▶ _Task instructions_
State the number of lines that include the string "name", and write nothing else.

▶ _Data for processing_
☆ ☆ ☆

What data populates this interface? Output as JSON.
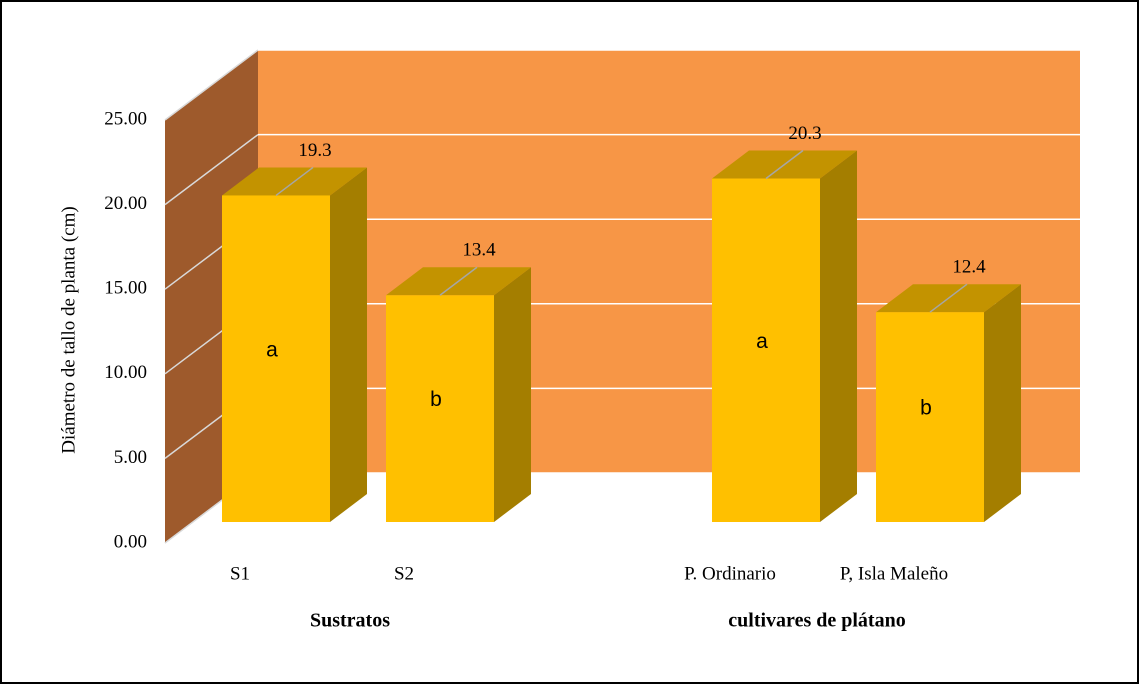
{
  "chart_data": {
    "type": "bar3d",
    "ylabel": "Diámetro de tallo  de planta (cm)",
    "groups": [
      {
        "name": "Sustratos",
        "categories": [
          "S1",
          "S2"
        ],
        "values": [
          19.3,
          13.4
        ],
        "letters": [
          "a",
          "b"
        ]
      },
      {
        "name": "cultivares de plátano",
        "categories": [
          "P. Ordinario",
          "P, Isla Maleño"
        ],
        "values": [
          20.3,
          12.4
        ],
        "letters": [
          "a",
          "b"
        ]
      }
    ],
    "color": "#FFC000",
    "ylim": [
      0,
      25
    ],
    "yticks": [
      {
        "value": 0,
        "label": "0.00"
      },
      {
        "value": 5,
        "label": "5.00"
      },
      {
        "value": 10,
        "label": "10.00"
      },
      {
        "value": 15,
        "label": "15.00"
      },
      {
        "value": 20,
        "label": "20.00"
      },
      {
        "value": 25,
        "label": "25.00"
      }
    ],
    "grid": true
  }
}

☆ ☆ ☆

▶ _Finished task_
2